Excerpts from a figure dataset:
◇ ◇ ◇ ◇ ◇

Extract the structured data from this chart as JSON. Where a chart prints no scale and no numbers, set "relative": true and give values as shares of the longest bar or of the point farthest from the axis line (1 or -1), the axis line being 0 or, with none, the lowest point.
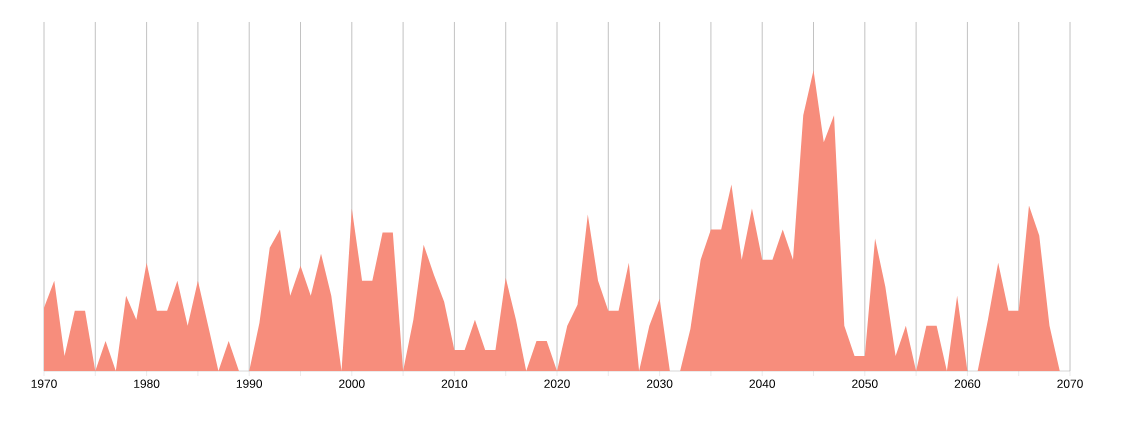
{
  "chart_data": {
    "type": "area",
    "relative": true,
    "color": "#f78d7c",
    "grid": true,
    "x": [
      1970,
      1971,
      1972,
      1973,
      1974,
      1975,
      1976,
      1977,
      1978,
      1979,
      1980,
      1981,
      1982,
      1983,
      1984,
      1985,
      1986,
      1987,
      1988,
      1989,
      1990,
      1991,
      1992,
      1993,
      1994,
      1995,
      1996,
      1997,
      1998,
      1999,
      2000,
      2001,
      2002,
      2003,
      2004,
      2005,
      2006,
      2007,
      2008,
      2009,
      2010,
      2011,
      2012,
      2013,
      2014,
      2015,
      2016,
      2017,
      2018,
      2019,
      2020,
      2021,
      2022,
      2023,
      2024,
      2025,
      2026,
      2027,
      2028,
      2029,
      2030,
      2031,
      2032,
      2033,
      2034,
      2035,
      2036,
      2037,
      2038,
      2039,
      2040,
      2041,
      2042,
      2043,
      2044,
      2045,
      2046,
      2047,
      2048,
      2049,
      2050,
      2051,
      2052,
      2053,
      2054,
      2055,
      2056,
      2057,
      2058,
      2059,
      2060,
      2061,
      2062,
      2063,
      2064,
      2065,
      2066,
      2067,
      2068,
      2069
    ],
    "values": [
      0.21,
      0.3,
      0.05,
      0.2,
      0.2,
      0,
      0.1,
      0,
      0.25,
      0.17,
      0.36,
      0.2,
      0.2,
      0.3,
      0.15,
      0.3,
      0.15,
      0,
      0.1,
      0,
      0,
      0.16,
      0.41,
      0.47,
      0.25,
      0.35,
      0.25,
      0.39,
      0.25,
      0,
      0.54,
      0.3,
      0.3,
      0.46,
      0.46,
      0,
      0.17,
      0.42,
      0.32,
      0.23,
      0.07,
      0.07,
      0.17,
      0.07,
      0.07,
      0.31,
      0.17,
      0,
      0.1,
      0.1,
      0,
      0.15,
      0.22,
      0.52,
      0.3,
      0.2,
      0.2,
      0.36,
      0,
      0.15,
      0.24,
      0,
      0,
      0.14,
      0.37,
      0.47,
      0.47,
      0.62,
      0.37,
      0.54,
      0.37,
      0.37,
      0.47,
      0.37,
      0.85,
      1,
      0.76,
      0.85,
      0.15,
      0.05,
      0.05,
      0.44,
      0.28,
      0.05,
      0.15,
      0,
      0.15,
      0.15,
      0,
      0.25,
      0,
      0,
      0.17,
      0.36,
      0.2,
      0.2,
      0.55,
      0.45,
      0.15,
      0
    ],
    "xlim": [
      1970,
      2070
    ],
    "xticks": [
      1970,
      {
        "value": 1975,
        "label": null
      },
      1980,
      {
        "value": 1985,
        "label": null
      },
      1990,
      {
        "value": 1995,
        "label": null
      },
      2000,
      {
        "value": 2005,
        "label": null
      },
      2010,
      {
        "value": 2015,
        "label": null
      },
      2020,
      {
        "value": 2025,
        "label": null
      },
      2030,
      {
        "value": 2035,
        "label": null
      },
      2040,
      {
        "value": 2045,
        "label": null
      },
      2050,
      {
        "value": 2055,
        "label": null
      },
      2060,
      {
        "value": 2065,
        "label": null
      },
      2070
    ]
  }
}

◇ ◇ ◇ ◇ ◇

[Task description]
Return to the listing above and set it down exactly, leaving out its pictures.

[Result of this task]
Extract the structured data from this chart as JSON. Where a chart prints no scale and no numbers, set "relative": true and give values as shares of the longest bar or of the point farthest from the axis line (1 or -1), the axis line being 0 or, with none, the lowest point.
{
  "chart_data": {
    "type": "area",
    "relative": true,
    "color": "#f78d7c",
    "grid": true,
    "x": [
      1970,
      1971,
      1972,
      1973,
      1974,
      1975,
      1976,
      1977,
      1978,
      1979,
      1980,
      1981,
      1982,
      1983,
      1984,
      1985,
      1986,
      1987,
      1988,
      1989,
      1990,
      1991,
      1992,
      1993,
      1994,
      1995,
      1996,
      1997,
      1998,
      1999,
      2000,
      2001,
      2002,
      2003,
      2004,
      2005,
      2006,
      2007,
      2008,
      2009,
      2010,
      2011,
      2012,
      2013,
      2014,
      2015,
      2016,
      2017,
      2018,
      2019,
      2020,
      2021,
      2022,
      2023,
      2024,
      2025,
      2026,
      2027,
      2028,
      2029,
      2030,
      2031,
      2032,
      2033,
      2034,
      2035,
      2036,
      2037,
      2038,
      2039,
      2040,
      2041,
      2042,
      2043,
      2044,
      2045,
      2046,
      2047,
      2048,
      2049,
      2050,
      2051,
      2052,
      2053,
      2054,
      2055,
      2056,
      2057,
      2058,
      2059,
      2060,
      2061,
      2062,
      2063,
      2064,
      2065,
      2066,
      2067,
      2068,
      2069
    ],
    "values": [
      0.21,
      0.3,
      0.05,
      0.2,
      0.2,
      0,
      0.1,
      0,
      0.25,
      0.17,
      0.36,
      0.2,
      0.2,
      0.3,
      0.15,
      0.3,
      0.15,
      0,
      0.1,
      0,
      0,
      0.16,
      0.41,
      0.47,
      0.25,
      0.35,
      0.25,
      0.39,
      0.25,
      0,
      0.54,
      0.3,
      0.3,
      0.46,
      0.46,
      0,
      0.17,
      0.42,
      0.32,
      0.23,
      0.07,
      0.07,
      0.17,
      0.07,
      0.07,
      0.31,
      0.17,
      0,
      0.1,
      0.1,
      0,
      0.15,
      0.22,
      0.52,
      0.3,
      0.2,
      0.2,
      0.36,
      0,
      0.15,
      0.24,
      0,
      0,
      0.14,
      0.37,
      0.47,
      0.47,
      0.62,
      0.37,
      0.54,
      0.37,
      0.37,
      0.47,
      0.37,
      0.85,
      1,
      0.76,
      0.85,
      0.15,
      0.05,
      0.05,
      0.44,
      0.28,
      0.05,
      0.15,
      0,
      0.15,
      0.15,
      0,
      0.25,
      0,
      0,
      0.17,
      0.36,
      0.2,
      0.2,
      0.55,
      0.45,
      0.15,
      0
    ],
    "xlim": [
      1970,
      2070
    ],
    "xticks": [
      1970,
      {
        "value": 1975,
        "label": null
      },
      1980,
      {
        "value": 1985,
        "label": null
      },
      1990,
      {
        "value": 1995,
        "label": null
      },
      2000,
      {
        "value": 2005,
        "label": null
      },
      2010,
      {
        "value": 2015,
        "label": null
      },
      2020,
      {
        "value": 2025,
        "label": null
      },
      2030,
      {
        "value": 2035,
        "label": null
      },
      2040,
      {
        "value": 2045,
        "label": null
      },
      2050,
      {
        "value": 2055,
        "label": null
      },
      2060,
      {
        "value": 2065,
        "label": null
      },
      2070
    ]
  }
}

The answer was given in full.